## start DATA SUPPLIED

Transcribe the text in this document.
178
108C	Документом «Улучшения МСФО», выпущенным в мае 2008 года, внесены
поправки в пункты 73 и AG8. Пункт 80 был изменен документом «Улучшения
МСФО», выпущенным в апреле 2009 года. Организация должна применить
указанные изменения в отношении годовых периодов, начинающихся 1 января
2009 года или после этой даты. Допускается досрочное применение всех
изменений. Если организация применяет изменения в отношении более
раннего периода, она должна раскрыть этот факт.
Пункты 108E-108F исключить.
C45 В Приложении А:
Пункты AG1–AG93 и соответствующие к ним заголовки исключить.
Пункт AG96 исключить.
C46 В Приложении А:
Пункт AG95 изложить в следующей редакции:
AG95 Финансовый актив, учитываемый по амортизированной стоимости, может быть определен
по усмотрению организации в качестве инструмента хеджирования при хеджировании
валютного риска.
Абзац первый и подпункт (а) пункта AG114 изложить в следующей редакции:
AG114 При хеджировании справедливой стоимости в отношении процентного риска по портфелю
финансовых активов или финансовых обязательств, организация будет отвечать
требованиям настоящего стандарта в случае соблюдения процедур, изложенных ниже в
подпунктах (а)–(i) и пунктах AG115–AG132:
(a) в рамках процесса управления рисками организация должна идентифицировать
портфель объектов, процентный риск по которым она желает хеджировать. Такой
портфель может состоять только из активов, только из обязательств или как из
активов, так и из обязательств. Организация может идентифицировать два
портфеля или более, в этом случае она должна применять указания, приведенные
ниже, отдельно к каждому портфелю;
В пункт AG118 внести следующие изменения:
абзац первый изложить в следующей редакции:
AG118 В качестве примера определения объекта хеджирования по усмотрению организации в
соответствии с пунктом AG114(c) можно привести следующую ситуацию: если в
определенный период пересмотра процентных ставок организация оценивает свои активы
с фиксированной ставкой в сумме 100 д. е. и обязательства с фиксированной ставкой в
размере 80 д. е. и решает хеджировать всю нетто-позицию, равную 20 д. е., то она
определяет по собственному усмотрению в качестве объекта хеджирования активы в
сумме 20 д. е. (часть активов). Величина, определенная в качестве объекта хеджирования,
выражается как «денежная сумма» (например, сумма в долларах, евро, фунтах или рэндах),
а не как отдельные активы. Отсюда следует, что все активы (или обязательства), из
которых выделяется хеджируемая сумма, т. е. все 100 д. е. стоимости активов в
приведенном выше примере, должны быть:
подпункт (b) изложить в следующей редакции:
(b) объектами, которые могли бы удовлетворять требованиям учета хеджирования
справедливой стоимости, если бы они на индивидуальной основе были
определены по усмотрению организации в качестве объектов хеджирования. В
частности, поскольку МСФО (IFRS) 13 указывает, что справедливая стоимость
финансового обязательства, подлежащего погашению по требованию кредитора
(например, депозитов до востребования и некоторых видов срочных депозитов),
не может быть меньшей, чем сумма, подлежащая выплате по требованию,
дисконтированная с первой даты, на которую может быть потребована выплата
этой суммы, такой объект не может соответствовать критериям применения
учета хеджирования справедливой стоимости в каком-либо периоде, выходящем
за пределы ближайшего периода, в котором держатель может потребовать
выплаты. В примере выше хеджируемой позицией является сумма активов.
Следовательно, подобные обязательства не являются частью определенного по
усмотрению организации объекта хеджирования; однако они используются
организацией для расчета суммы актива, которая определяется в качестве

## end DATA SUPPLIED
## start DATA SUPPLIED

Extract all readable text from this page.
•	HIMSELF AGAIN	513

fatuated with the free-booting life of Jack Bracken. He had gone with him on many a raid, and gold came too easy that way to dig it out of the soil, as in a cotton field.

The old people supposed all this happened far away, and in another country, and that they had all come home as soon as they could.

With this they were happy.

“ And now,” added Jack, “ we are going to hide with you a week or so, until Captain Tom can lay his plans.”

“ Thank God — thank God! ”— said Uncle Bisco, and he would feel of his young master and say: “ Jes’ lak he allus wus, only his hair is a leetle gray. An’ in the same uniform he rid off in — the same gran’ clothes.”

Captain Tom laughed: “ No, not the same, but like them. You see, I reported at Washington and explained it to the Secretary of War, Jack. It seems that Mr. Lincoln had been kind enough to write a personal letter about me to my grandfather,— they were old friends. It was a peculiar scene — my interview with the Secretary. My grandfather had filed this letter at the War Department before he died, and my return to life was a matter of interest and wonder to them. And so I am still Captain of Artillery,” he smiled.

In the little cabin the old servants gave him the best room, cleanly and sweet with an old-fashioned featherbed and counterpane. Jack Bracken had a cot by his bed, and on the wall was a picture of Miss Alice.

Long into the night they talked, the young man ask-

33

## end DATA SUPPLIED
## start DATA SUPPLIED

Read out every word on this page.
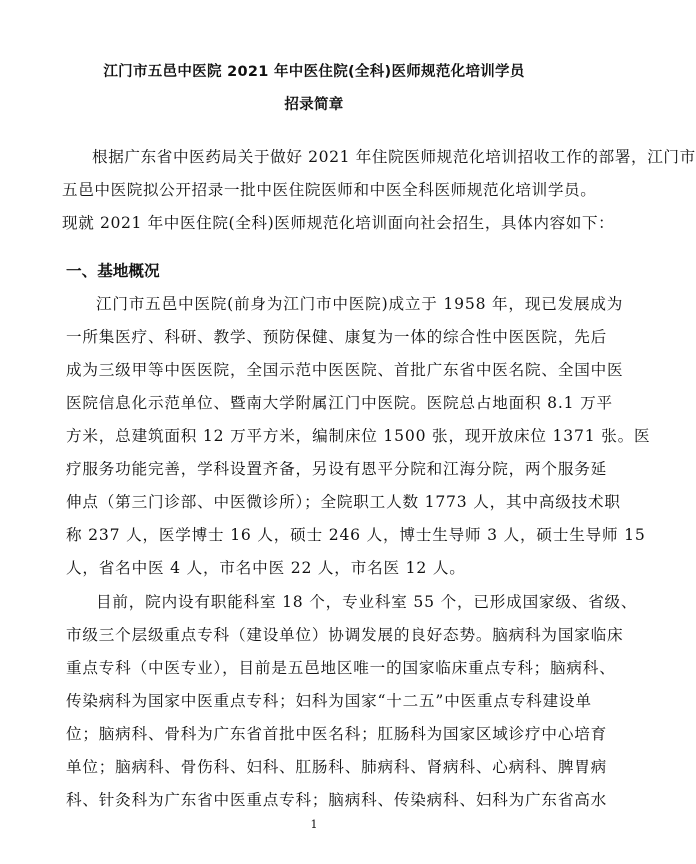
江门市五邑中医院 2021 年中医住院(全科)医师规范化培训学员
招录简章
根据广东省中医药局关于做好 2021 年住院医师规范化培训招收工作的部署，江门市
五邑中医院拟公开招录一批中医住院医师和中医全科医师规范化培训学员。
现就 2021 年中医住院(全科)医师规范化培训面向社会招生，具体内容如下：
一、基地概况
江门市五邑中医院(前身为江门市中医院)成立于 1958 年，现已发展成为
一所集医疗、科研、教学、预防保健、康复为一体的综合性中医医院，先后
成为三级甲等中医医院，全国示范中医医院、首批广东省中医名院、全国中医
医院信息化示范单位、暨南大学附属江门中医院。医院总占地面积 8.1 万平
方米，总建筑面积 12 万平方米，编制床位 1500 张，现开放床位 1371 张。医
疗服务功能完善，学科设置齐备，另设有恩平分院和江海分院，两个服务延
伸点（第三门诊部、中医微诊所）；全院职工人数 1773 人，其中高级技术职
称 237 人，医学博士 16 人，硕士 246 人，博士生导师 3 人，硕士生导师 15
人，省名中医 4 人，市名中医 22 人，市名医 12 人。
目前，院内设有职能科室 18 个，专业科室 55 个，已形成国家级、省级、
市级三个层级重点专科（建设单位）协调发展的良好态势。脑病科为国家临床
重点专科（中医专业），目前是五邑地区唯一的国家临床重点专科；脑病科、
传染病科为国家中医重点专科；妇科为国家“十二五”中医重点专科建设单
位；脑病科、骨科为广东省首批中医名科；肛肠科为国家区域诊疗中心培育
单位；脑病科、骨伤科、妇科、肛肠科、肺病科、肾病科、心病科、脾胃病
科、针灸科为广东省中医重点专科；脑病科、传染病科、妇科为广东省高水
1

## end DATA SUPPLIED

▸ **WRITTEN INSTRUCTION**
Which lines in the listing above hold the word "этой"? Show each of them.

▸ **RIGHT ANSWER**
2009 года или после этой даты. Допускается досрочное применение всех
этой суммы, такой объект не может соответствовать критериям применения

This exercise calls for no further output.